Supplied records:
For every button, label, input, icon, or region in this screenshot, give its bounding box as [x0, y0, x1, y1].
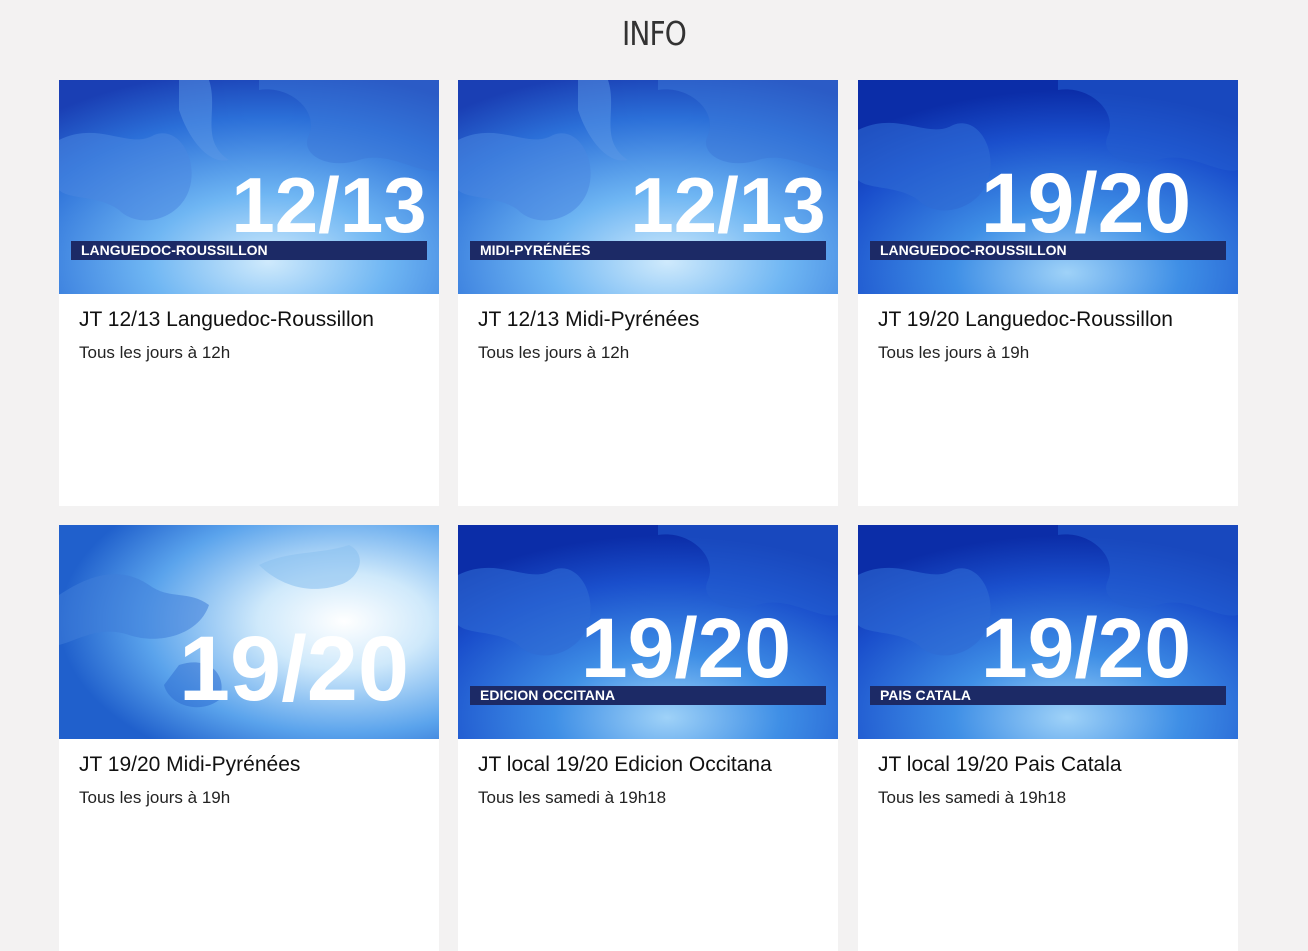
program-card[interactable]: 19/20 EDICION OCCITANA JT local 19/20 Ed…	[458, 525, 838, 951]
program-card[interactable]: 19/20 PAIS CATALA JT local 19/20 Pais Ca…	[858, 525, 1238, 951]
program-thumbnail-art: 19/20 LANGUEDOC-ROUSSILLON	[858, 80, 1238, 294]
page-title: INFO	[621, 14, 687, 53]
program-schedule: Tous les jours à 19h	[878, 343, 1030, 362]
program-card[interactable]: 12/13 LANGUEDOC-ROUSSILLON JT 12/13 Lang…	[59, 80, 439, 506]
program-title[interactable]: JT 12/13 Midi-Pyrénées	[478, 308, 699, 332]
region-band-label: PAIS CATALA	[880, 687, 971, 703]
program-card[interactable]: 19/20 JT 19/20 Midi-Pyrénées Tous les jo…	[59, 525, 439, 951]
program-schedule: Tous les samedi à 19h18	[478, 788, 667, 807]
region-band-label: LANGUEDOC-ROUSSILLON	[81, 242, 268, 258]
program-schedule: Tous les jours à 12h	[79, 343, 231, 362]
program-title[interactable]: JT local 19/20 Edicion Occitana	[478, 753, 772, 777]
program-title[interactable]: JT local 19/20 Pais Catala	[878, 753, 1122, 777]
program-card[interactable]: 19/20 LANGUEDOC-ROUSSILLON JT 19/20 Lang…	[858, 80, 1238, 506]
program-thumbnail[interactable]: 19/20	[59, 525, 439, 739]
program-number: 19/20	[981, 156, 1191, 250]
program-schedule: Tous les jours à 12h	[478, 343, 630, 362]
program-thumbnail-art: 19/20 EDICION OCCITANA	[458, 525, 838, 739]
program-number: 19/20	[981, 601, 1191, 695]
program-thumbnail[interactable]: 12/13 MIDI-PYRÉNÉES	[458, 80, 838, 294]
region-band-label: MIDI-PYRÉNÉES	[480, 242, 590, 258]
region-band-label: EDICION OCCITANA	[480, 687, 615, 703]
program-schedule: Tous les jours à 19h	[79, 788, 231, 807]
program-number: 19/20	[581, 601, 791, 695]
program-thumbnail-art: 19/20	[59, 525, 439, 739]
program-thumbnail[interactable]: 19/20 EDICION OCCITANA	[458, 525, 838, 739]
program-thumbnail[interactable]: 19/20 PAIS CATALA	[858, 525, 1238, 739]
program-thumbnail-art: 12/13 MIDI-PYRÉNÉES	[458, 80, 838, 294]
program-number: 19/20	[179, 618, 409, 720]
program-schedule: Tous les samedi à 19h18	[878, 788, 1067, 807]
program-thumbnail[interactable]: 19/20 LANGUEDOC-ROUSSILLON	[858, 80, 1238, 294]
program-number: 12/13	[630, 161, 825, 249]
program-card[interactable]: 12/13 MIDI-PYRÉNÉES JT 12/13 Midi-Pyréné…	[458, 80, 838, 506]
program-thumbnail[interactable]: 12/13 LANGUEDOC-ROUSSILLON	[59, 80, 439, 294]
region-band-label: LANGUEDOC-ROUSSILLON	[880, 242, 1067, 258]
program-thumbnail-art: 19/20 PAIS CATALA	[858, 525, 1238, 739]
program-title[interactable]: JT 19/20 Midi-Pyrénées	[79, 753, 300, 777]
program-thumbnail-art: 12/13 LANGUEDOC-ROUSSILLON	[59, 80, 439, 294]
program-title[interactable]: JT 12/13 Languedoc-Roussillon	[79, 308, 374, 332]
program-number: 12/13	[231, 161, 426, 249]
program-title[interactable]: JT 19/20 Languedoc-Roussillon	[878, 308, 1173, 332]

What the exercise asks: Reproduce the data above line for line, without changing anything, and leave out the picture.

Solution to this problem:
For every button, label, input, icon, or region in this screenshot, give its bounding box as [x0, y0, x1, y1].
program-card[interactable]: 19/20 EDICION OCCITANA JT local 19/20 Ed…	[458, 525, 838, 951]
program-card[interactable]: 19/20 PAIS CATALA JT local 19/20 Pais Ca…	[858, 525, 1238, 951]
program-thumbnail-art: 19/20 LANGUEDOC-ROUSSILLON	[858, 80, 1238, 294]
page-title: INFO	[621, 14, 687, 53]
program-schedule: Tous les jours à 19h	[878, 343, 1030, 362]
program-card[interactable]: 12/13 LANGUEDOC-ROUSSILLON JT 12/13 Lang…	[59, 80, 439, 506]
program-title[interactable]: JT 12/13 Midi-Pyrénées	[478, 308, 699, 332]
region-band-label: PAIS CATALA	[880, 687, 971, 703]
program-card[interactable]: 19/20 JT 19/20 Midi-Pyrénées Tous les jo…	[59, 525, 439, 951]
program-schedule: Tous les samedi à 19h18	[478, 788, 667, 807]
region-band-label: LANGUEDOC-ROUSSILLON	[81, 242, 268, 258]
program-schedule: Tous les jours à 12h	[79, 343, 231, 362]
program-title[interactable]: JT local 19/20 Edicion Occitana	[478, 753, 772, 777]
program-title[interactable]: JT local 19/20 Pais Catala	[878, 753, 1122, 777]
program-card[interactable]: 19/20 LANGUEDOC-ROUSSILLON JT 19/20 Lang…	[858, 80, 1238, 506]
program-thumbnail[interactable]: 19/20	[59, 525, 439, 739]
program-number: 19/20	[981, 156, 1191, 250]
program-schedule: Tous les jours à 12h	[478, 343, 630, 362]
program-thumbnail-art: 19/20 EDICION OCCITANA	[458, 525, 838, 739]
program-number: 19/20	[981, 601, 1191, 695]
program-thumbnail[interactable]: 12/13 MIDI-PYRÉNÉES	[458, 80, 838, 294]
region-band-label: MIDI-PYRÉNÉES	[480, 242, 590, 258]
region-band-label: EDICION OCCITANA	[480, 687, 615, 703]
program-schedule: Tous les jours à 19h	[79, 788, 231, 807]
program-number: 19/20	[581, 601, 791, 695]
program-thumbnail-art: 19/20	[59, 525, 439, 739]
program-thumbnail[interactable]: 19/20 EDICION OCCITANA	[458, 525, 838, 739]
program-thumbnail[interactable]: 19/20 PAIS CATALA	[858, 525, 1238, 739]
program-thumbnail-art: 12/13 MIDI-PYRÉNÉES	[458, 80, 838, 294]
program-number: 19/20	[179, 618, 409, 720]
program-schedule: Tous les samedi à 19h18	[878, 788, 1067, 807]
program-thumbnail[interactable]: 19/20 LANGUEDOC-ROUSSILLON	[858, 80, 1238, 294]
program-number: 12/13	[630, 161, 825, 249]
program-card[interactable]: 12/13 MIDI-PYRÉNÉES JT 12/13 Midi-Pyréné…	[458, 80, 838, 506]
program-thumbnail[interactable]: 12/13 LANGUEDOC-ROUSSILLON	[59, 80, 439, 294]
region-band-label: LANGUEDOC-ROUSSILLON	[880, 242, 1067, 258]
program-thumbnail-art: 19/20 PAIS CATALA	[858, 525, 1238, 739]
program-title[interactable]: JT 19/20 Midi-Pyrénées	[79, 753, 300, 777]
program-thumbnail-art: 12/13 LANGUEDOC-ROUSSILLON	[59, 80, 439, 294]
program-title[interactable]: JT 12/13 Languedoc-Roussillon	[79, 308, 374, 332]
program-number: 12/13	[231, 161, 426, 249]
program-title[interactable]: JT 19/20 Languedoc-Roussillon	[878, 308, 1173, 332]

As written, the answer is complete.